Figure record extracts
···

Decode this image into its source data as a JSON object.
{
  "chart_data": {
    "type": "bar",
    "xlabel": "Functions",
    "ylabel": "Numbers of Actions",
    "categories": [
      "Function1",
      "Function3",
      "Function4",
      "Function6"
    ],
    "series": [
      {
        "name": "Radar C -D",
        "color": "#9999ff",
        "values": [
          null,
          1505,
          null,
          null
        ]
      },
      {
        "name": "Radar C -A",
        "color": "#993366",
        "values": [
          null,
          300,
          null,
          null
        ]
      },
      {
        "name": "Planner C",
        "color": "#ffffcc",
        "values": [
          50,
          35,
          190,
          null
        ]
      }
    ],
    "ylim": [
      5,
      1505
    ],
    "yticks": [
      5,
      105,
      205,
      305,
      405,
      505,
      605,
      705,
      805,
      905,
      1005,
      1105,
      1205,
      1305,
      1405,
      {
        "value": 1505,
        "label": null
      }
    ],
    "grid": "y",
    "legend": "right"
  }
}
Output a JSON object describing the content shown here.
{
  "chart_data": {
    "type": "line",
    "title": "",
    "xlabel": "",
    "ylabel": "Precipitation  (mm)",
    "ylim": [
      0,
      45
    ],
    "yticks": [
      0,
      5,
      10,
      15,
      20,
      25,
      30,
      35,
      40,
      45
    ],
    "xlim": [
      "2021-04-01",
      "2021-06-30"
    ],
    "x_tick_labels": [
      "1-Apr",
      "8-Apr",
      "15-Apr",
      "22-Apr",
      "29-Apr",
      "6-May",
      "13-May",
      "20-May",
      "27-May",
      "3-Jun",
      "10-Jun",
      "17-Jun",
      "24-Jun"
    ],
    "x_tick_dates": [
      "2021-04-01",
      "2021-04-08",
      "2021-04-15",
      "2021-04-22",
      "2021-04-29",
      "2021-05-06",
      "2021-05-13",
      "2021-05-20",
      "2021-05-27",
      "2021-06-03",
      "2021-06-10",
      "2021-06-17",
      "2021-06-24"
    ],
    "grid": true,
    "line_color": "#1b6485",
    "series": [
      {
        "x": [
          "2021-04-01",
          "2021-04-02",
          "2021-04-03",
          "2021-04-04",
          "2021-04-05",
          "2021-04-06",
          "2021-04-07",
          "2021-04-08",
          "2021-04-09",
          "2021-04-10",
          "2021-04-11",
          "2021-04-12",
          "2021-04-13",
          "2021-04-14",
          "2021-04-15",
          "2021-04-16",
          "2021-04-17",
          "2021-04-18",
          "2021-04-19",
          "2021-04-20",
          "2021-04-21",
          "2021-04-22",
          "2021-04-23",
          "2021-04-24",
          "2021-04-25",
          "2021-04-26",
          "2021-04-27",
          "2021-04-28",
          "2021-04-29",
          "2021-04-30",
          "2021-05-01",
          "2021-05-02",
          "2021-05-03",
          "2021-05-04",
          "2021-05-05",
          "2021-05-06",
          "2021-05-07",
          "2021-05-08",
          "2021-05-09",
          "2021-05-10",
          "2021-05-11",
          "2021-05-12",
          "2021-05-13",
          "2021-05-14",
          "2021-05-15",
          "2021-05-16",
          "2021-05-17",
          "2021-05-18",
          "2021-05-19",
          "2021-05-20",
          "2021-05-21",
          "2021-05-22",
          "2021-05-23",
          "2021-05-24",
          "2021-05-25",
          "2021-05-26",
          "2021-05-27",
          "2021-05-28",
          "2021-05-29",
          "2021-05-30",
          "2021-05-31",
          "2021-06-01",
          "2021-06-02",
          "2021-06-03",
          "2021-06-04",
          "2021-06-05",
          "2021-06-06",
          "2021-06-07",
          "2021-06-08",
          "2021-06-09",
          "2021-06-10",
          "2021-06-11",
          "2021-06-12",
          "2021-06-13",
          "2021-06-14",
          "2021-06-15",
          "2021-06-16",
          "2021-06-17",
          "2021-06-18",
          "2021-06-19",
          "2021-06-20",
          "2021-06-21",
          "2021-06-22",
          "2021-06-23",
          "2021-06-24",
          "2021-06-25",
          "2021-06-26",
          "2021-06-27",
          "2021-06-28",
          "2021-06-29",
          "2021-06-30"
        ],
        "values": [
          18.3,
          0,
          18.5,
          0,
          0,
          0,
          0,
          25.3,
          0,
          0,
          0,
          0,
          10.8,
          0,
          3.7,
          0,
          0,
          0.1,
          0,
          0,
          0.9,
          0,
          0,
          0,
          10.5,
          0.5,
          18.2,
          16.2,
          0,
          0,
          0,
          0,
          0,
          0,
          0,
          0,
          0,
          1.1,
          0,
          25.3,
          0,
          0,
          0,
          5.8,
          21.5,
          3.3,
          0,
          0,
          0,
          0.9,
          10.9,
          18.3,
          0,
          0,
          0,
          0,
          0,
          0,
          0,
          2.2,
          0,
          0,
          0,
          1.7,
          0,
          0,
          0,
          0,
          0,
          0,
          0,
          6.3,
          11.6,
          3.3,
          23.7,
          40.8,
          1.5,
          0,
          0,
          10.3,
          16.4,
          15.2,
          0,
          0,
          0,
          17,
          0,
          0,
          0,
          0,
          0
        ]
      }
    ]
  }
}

···

Written exercise: Go over the data above and copy every line that has the word "ylabel" in it.

Written reply:
    "ylabel": "Numbers of Actions",
    "ylabel": "Precipitation  (mm)",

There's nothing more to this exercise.